- Supplied entries
──────
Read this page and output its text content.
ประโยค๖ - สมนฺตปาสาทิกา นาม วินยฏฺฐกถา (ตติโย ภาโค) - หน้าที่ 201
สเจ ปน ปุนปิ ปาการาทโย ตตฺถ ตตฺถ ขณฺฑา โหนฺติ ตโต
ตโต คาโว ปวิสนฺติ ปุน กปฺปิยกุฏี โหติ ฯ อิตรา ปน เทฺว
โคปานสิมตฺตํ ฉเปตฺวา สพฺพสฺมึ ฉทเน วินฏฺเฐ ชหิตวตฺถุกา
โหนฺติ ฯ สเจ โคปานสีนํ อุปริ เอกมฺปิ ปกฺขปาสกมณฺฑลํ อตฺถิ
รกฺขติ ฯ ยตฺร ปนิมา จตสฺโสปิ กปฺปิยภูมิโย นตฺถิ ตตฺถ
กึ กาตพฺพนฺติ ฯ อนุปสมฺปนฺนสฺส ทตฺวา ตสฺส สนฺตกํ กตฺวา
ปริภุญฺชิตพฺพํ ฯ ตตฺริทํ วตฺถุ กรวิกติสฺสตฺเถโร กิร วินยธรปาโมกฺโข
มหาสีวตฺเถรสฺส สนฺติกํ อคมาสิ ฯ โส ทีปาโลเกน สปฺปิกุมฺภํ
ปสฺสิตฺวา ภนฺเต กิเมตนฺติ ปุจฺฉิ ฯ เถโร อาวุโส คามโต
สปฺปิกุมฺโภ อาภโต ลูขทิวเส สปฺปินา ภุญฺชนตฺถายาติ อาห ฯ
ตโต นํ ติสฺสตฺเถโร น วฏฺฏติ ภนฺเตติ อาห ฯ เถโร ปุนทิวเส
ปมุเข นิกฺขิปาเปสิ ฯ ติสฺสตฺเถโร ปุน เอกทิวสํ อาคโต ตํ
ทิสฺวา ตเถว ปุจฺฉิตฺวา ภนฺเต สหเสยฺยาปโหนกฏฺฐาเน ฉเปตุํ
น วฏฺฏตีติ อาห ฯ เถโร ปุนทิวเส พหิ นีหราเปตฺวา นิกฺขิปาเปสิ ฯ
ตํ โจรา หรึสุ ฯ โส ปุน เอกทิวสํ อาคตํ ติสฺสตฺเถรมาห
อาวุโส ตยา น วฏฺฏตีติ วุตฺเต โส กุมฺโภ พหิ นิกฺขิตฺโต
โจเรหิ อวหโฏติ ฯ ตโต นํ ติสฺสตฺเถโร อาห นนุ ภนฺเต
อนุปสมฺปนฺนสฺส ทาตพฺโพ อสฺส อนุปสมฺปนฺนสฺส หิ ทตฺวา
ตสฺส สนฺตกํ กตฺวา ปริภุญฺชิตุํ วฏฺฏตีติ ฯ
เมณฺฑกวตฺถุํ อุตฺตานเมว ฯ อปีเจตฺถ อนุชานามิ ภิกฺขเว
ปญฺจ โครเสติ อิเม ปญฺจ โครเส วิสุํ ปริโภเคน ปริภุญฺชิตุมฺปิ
──────
- Task prompt
Word for word, extract all the records.

- Exercise answer
Read this page and output its text content.
ประโยค๖ - สมนฺตปาสาทิกา นาม วินยฏฺฐกถา (ตติโย ภาโค) - หน้าที่ 201
สเจ ปน ปุนปิ ปาการาทโย ตตฺถ ตตฺถ ขณฺฑา โหนฺติ ตโต
ตโต คาโว ปวิสนฺติ ปุน กปฺปิยกุฏี โหติ ฯ อิตรา ปน เทฺว
โคปานสิมตฺตํ ฉเปตฺวา สพฺพสฺมึ ฉทเน วินฏฺเฐ ชหิตวตฺถุกา
โหนฺติ ฯ สเจ โคปานสีนํ อุปริ เอกมฺปิ ปกฺขปาสกมณฺฑลํ อตฺถิ
รกฺขติ ฯ ยตฺร ปนิมา จตสฺโสปิ กปฺปิยภูมิโย นตฺถิ ตตฺถ
กึ กาตพฺพนฺติ ฯ อนุปสมฺปนฺนสฺส ทตฺวา ตสฺส สนฺตกํ กตฺวา
ปริภุญฺชิตพฺพํ ฯ ตตฺริทํ วตฺถุ กรวิกติสฺสตฺเถโร กิร วินยธรปาโมกฺโข
มหาสีวตฺเถรสฺส สนฺติกํ อคมาสิ ฯ โส ทีปาโลเกน สปฺปิกุมฺภํ
ปสฺสิตฺวา ภนฺเต กิเมตนฺติ ปุจฺฉิ ฯ เถโร อาวุโส คามโต
สปฺปิกุมฺโภ อาภโต ลูขทิวเส สปฺปินา ภุญฺชนตฺถายาติ อาห ฯ
ตโต นํ ติสฺสตฺเถโร น วฏฺฏติ ภนฺเตติ อาห ฯ เถโร ปุนทิวเส
ปมุเข นิกฺขิปาเปสิ ฯ ติสฺสตฺเถโร ปุน เอกทิวสํ อาคโต ตํ
ทิสฺวา ตเถว ปุจฺฉิตฺวา ภนฺเต สหเสยฺยาปโหนกฏฺฐาเน ฉเปตุํ
น วฏฺฏตีติ อาห ฯ เถโร ปุนทิวเส พหิ นีหราเปตฺวา นิกฺขิปาเปสิ ฯ
ตํ โจรา หรึสุ ฯ โส ปุน เอกทิวสํ อาคตํ ติสฺสตฺเถรมาห
อาวุโส ตยา น วฏฺฏตีติ วุตฺเต โส กุมฺโภ พหิ นิกฺขิตฺโต
โจเรหิ อวหโฏติ ฯ ตโต นํ ติสฺสตฺเถโร อาห นนุ ภนฺเต
อนุปสมฺปนฺนสฺส ทาตพฺโพ อสฺส อนุปสมฺปนฺนสฺส หิ ทตฺวา
ตสฺส สนฺตกํ กตฺวา ปริภุญฺชิตุํ วฏฺฏตีติ ฯ
เมณฺฑกวตฺถุํ อุตฺตานเมว ฯ อปีเจตฺถ อนุชานามิ ภิกฺขเว
ปญฺจ โครเสติ อิเม ปญฺจ โครเส วิสุํ ปริโภเคน ปริภุญฺชิตุมฺปิ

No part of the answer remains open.